[Exercise description] Go through the listing and copy every line word for word.

[Entries provided]
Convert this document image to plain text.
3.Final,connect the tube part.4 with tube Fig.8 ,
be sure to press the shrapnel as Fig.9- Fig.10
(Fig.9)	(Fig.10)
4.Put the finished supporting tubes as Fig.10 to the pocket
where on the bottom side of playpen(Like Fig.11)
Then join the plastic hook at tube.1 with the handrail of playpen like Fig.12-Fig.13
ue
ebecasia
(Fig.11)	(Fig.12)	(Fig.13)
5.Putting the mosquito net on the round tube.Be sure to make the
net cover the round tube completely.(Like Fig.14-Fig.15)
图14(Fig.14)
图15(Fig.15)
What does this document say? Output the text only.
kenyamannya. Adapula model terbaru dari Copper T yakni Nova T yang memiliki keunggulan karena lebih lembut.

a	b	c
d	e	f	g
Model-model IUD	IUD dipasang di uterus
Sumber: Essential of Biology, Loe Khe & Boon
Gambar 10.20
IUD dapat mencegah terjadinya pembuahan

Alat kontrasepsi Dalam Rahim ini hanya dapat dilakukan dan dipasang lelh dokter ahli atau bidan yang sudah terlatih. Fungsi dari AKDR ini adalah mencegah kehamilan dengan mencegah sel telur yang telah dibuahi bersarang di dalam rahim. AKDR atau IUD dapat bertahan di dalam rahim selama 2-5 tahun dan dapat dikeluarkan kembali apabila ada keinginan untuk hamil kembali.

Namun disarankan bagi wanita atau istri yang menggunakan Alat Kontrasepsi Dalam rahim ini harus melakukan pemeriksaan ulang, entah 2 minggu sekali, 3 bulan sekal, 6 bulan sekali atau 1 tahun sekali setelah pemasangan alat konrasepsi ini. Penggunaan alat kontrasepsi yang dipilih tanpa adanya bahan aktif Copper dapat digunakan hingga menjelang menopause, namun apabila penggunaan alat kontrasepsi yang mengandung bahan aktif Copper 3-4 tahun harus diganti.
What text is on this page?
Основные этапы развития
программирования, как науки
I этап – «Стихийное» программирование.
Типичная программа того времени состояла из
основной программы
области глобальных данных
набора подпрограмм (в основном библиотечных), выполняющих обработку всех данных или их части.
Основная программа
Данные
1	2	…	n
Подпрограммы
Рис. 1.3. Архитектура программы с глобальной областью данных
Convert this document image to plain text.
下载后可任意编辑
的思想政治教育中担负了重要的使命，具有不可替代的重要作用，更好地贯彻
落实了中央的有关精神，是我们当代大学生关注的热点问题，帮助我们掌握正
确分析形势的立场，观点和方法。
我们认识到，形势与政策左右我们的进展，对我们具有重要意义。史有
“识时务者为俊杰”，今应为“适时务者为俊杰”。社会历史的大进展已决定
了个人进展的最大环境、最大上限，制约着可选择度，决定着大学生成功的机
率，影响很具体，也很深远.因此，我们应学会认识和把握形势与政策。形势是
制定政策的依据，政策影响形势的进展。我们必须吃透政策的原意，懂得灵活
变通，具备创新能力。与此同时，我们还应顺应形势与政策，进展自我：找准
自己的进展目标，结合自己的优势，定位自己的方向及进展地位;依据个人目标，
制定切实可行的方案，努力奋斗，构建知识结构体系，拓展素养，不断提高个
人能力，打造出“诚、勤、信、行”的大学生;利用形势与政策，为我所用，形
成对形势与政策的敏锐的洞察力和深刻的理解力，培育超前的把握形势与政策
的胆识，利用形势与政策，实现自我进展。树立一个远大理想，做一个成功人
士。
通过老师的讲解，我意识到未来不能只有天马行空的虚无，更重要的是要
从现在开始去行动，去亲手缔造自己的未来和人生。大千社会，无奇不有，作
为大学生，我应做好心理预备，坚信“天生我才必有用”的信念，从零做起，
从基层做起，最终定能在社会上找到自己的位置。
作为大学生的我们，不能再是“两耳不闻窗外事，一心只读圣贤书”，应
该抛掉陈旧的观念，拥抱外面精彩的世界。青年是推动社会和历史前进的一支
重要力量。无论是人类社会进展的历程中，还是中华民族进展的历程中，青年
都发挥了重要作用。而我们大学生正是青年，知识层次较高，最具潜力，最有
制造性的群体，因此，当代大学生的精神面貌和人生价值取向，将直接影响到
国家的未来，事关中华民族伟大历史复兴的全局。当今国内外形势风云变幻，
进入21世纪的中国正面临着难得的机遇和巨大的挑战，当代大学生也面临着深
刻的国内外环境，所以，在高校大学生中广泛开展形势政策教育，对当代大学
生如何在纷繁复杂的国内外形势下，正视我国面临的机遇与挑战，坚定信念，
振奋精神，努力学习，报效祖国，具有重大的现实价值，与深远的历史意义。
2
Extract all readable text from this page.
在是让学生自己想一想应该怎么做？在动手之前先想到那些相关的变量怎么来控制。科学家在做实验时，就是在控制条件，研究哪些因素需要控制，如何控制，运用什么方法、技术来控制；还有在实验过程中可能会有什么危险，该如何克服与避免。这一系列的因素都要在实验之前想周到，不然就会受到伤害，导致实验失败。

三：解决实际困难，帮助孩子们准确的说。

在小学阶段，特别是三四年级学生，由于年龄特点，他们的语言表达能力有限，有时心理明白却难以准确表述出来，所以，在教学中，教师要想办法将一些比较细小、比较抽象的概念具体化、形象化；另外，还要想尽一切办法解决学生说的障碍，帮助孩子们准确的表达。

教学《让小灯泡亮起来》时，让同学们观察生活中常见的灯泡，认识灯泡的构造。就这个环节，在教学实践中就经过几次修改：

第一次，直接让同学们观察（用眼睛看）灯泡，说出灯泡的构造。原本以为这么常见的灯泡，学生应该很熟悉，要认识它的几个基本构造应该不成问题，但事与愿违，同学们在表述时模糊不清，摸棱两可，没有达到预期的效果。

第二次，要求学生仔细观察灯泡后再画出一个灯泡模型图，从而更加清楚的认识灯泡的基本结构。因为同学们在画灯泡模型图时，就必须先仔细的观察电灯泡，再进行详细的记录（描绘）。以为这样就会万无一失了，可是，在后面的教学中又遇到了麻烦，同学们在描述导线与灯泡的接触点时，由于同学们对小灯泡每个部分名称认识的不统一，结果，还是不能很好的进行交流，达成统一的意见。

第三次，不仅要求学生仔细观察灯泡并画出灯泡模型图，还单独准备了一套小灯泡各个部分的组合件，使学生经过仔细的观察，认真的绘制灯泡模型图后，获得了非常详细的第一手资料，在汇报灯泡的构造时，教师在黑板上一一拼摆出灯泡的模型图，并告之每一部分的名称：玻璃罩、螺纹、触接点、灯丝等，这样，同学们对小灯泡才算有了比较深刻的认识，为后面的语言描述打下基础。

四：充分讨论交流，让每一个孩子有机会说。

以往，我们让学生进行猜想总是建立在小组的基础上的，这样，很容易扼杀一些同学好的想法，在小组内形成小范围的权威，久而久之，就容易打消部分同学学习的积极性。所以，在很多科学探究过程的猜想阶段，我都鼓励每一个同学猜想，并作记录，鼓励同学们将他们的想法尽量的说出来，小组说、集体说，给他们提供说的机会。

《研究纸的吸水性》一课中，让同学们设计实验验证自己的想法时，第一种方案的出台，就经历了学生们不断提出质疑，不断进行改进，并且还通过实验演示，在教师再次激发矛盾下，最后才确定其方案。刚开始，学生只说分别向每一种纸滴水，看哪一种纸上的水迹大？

[Problem solution]
Convert this document image to plain text.
3.Final,connect the tube part.4 with tube Fig.8 ,
be sure to press the shrapnel as Fig.9- Fig.10
(Fig.9)	(Fig.10)
4.Put the finished supporting tubes as Fig.10 to the pocket
where on the bottom side of playpen(Like Fig.11)
Then join the plastic hook at tube.1 with the handrail of playpen like Fig.12-Fig.13
ue
ebecasia
(Fig.11)	(Fig.12)	(Fig.13)
5.Putting the mosquito net on the round tube.Be sure to make the
net cover the round tube completely.(Like Fig.14-Fig.15)
图14(Fig.14)
图15(Fig.15)
What does this document say? Output the text only.
kenyamannya. Adapula model terbaru dari Copper T yakni Nova T yang memiliki keunggulan karena lebih lembut.

a	b	c
d	e	f	g
Model-model IUD	IUD dipasang di uterus
Sumber: Essential of Biology, Loe Khe & Boon
Gambar 10.20
IUD dapat mencegah terjadinya pembuahan

Alat kontrasepsi Dalam Rahim ini hanya dapat dilakukan dan dipasang lelh dokter ahli atau bidan yang sudah terlatih. Fungsi dari AKDR ini adalah mencegah kehamilan dengan mencegah sel telur yang telah dibuahi bersarang di dalam rahim. AKDR atau IUD dapat bertahan di dalam rahim selama 2-5 tahun dan dapat dikeluarkan kembali apabila ada keinginan untuk hamil kembali.

Namun disarankan bagi wanita atau istri yang menggunakan Alat Kontrasepsi Dalam rahim ini harus melakukan pemeriksaan ulang, entah 2 minggu sekali, 3 bulan sekal, 6 bulan sekali atau 1 tahun sekali setelah pemasangan alat konrasepsi ini. Penggunaan alat kontrasepsi yang dipilih tanpa adanya bahan aktif Copper dapat digunakan hingga menjelang menopause, namun apabila penggunaan alat kontrasepsi yang mengandung bahan aktif Copper 3-4 tahun harus diganti.
What text is on this page?
Основные этапы развития
программирования, как науки
I этап – «Стихийное» программирование.
Типичная программа того времени состояла из
основной программы
области глобальных данных
набора подпрограмм (в основном библиотечных), выполняющих обработку всех данных или их части.
Основная программа
Данные
1	2	…	n
Подпрограммы
Рис. 1.3. Архитектура программы с глобальной областью данных
Convert this document image to plain text.
下载后可任意编辑
的思想政治教育中担负了重要的使命，具有不可替代的重要作用，更好地贯彻
落实了中央的有关精神，是我们当代大学生关注的热点问题，帮助我们掌握正
确分析形势的立场，观点和方法。
我们认识到，形势与政策左右我们的进展，对我们具有重要意义。史有
“识时务者为俊杰”，今应为“适时务者为俊杰”。社会历史的大进展已决定
了个人进展的最大环境、最大上限，制约着可选择度，决定着大学生成功的机
率，影响很具体，也很深远.因此，我们应学会认识和把握形势与政策。形势是
制定政策的依据，政策影响形势的进展。我们必须吃透政策的原意，懂得灵活
变通，具备创新能力。与此同时，我们还应顺应形势与政策，进展自我：找准
自己的进展目标，结合自己的优势，定位自己的方向及进展地位;依据个人目标，
制定切实可行的方案，努力奋斗，构建知识结构体系，拓展素养，不断提高个
人能力，打造出“诚、勤、信、行”的大学生;利用形势与政策，为我所用，形
成对形势与政策的敏锐的洞察力和深刻的理解力，培育超前的把握形势与政策
的胆识，利用形势与政策，实现自我进展。树立一个远大理想，做一个成功人
士。
通过老师的讲解，我意识到未来不能只有天马行空的虚无，更重要的是要
从现在开始去行动，去亲手缔造自己的未来和人生。大千社会，无奇不有，作
为大学生，我应做好心理预备，坚信“天生我才必有用”的信念，从零做起，
从基层做起，最终定能在社会上找到自己的位置。
作为大学生的我们，不能再是“两耳不闻窗外事，一心只读圣贤书”，应
该抛掉陈旧的观念，拥抱外面精彩的世界。青年是推动社会和历史前进的一支
重要力量。无论是人类社会进展的历程中，还是中华民族进展的历程中，青年
都发挥了重要作用。而我们大学生正是青年，知识层次较高，最具潜力，最有
制造性的群体，因此，当代大学生的精神面貌和人生价值取向，将直接影响到
国家的未来，事关中华民族伟大历史复兴的全局。当今国内外形势风云变幻，
进入21世纪的中国正面临着难得的机遇和巨大的挑战，当代大学生也面临着深
刻的国内外环境，所以，在高校大学生中广泛开展形势政策教育，对当代大学
生如何在纷繁复杂的国内外形势下，正视我国面临的机遇与挑战，坚定信念，
振奋精神，努力学习，报效祖国，具有重大的现实价值，与深远的历史意义。
2
Extract all readable text from this page.
在是让学生自己想一想应该怎么做？在动手之前先想到那些相关的变量怎么来控制。科学家在做实验时，就是在控制条件，研究哪些因素需要控制，如何控制，运用什么方法、技术来控制；还有在实验过程中可能会有什么危险，该如何克服与避免。这一系列的因素都要在实验之前想周到，不然就会受到伤害，导致实验失败。

三：解决实际困难，帮助孩子们准确的说。

在小学阶段，特别是三四年级学生，由于年龄特点，他们的语言表达能力有限，有时心理明白却难以准确表述出来，所以，在教学中，教师要想办法将一些比较细小、比较抽象的概念具体化、形象化；另外，还要想尽一切办法解决学生说的障碍，帮助孩子们准确的表达。

教学《让小灯泡亮起来》时，让同学们观察生活中常见的灯泡，认识灯泡的构造。就这个环节，在教学实践中就经过几次修改：

第一次，直接让同学们观察（用眼睛看）灯泡，说出灯泡的构造。原本以为这么常见的灯泡，学生应该很熟悉，要认识它的几个基本构造应该不成问题，但事与愿违，同学们在表述时模糊不清，摸棱两可，没有达到预期的效果。

第二次，要求学生仔细观察灯泡后再画出一个灯泡模型图，从而更加清楚的认识灯泡的基本结构。因为同学们在画灯泡模型图时，就必须先仔细的观察电灯泡，再进行详细的记录（描绘）。以为这样就会万无一失了，可是，在后面的教学中又遇到了麻烦，同学们在描述导线与灯泡的接触点时，由于同学们对小灯泡每个部分名称认识的不统一，结果，还是不能很好的进行交流，达成统一的意见。

第三次，不仅要求学生仔细观察灯泡并画出灯泡模型图，还单独准备了一套小灯泡各个部分的组合件，使学生经过仔细的观察，认真的绘制灯泡模型图后，获得了非常详细的第一手资料，在汇报灯泡的构造时，教师在黑板上一一拼摆出灯泡的模型图，并告之每一部分的名称：玻璃罩、螺纹、触接点、灯丝等，这样，同学们对小灯泡才算有了比较深刻的认识，为后面的语言描述打下基础。

四：充分讨论交流，让每一个孩子有机会说。

以往，我们让学生进行猜想总是建立在小组的基础上的，这样，很容易扼杀一些同学好的想法，在小组内形成小范围的权威，久而久之，就容易打消部分同学学习的积极性。所以，在很多科学探究过程的猜想阶段，我都鼓励每一个同学猜想，并作记录，鼓励同学们将他们的想法尽量的说出来，小组说、集体说，给他们提供说的机会。

《研究纸的吸水性》一课中，让同学们设计实验验证自己的想法时，第一种方案的出台，就经历了学生们不断提出质疑，不断进行改进，并且还通过实验演示，在教师再次激发矛盾下，最后才确定其方案。刚开始，学生只说分别向每一种纸滴水，看哪一种纸上的水迹大？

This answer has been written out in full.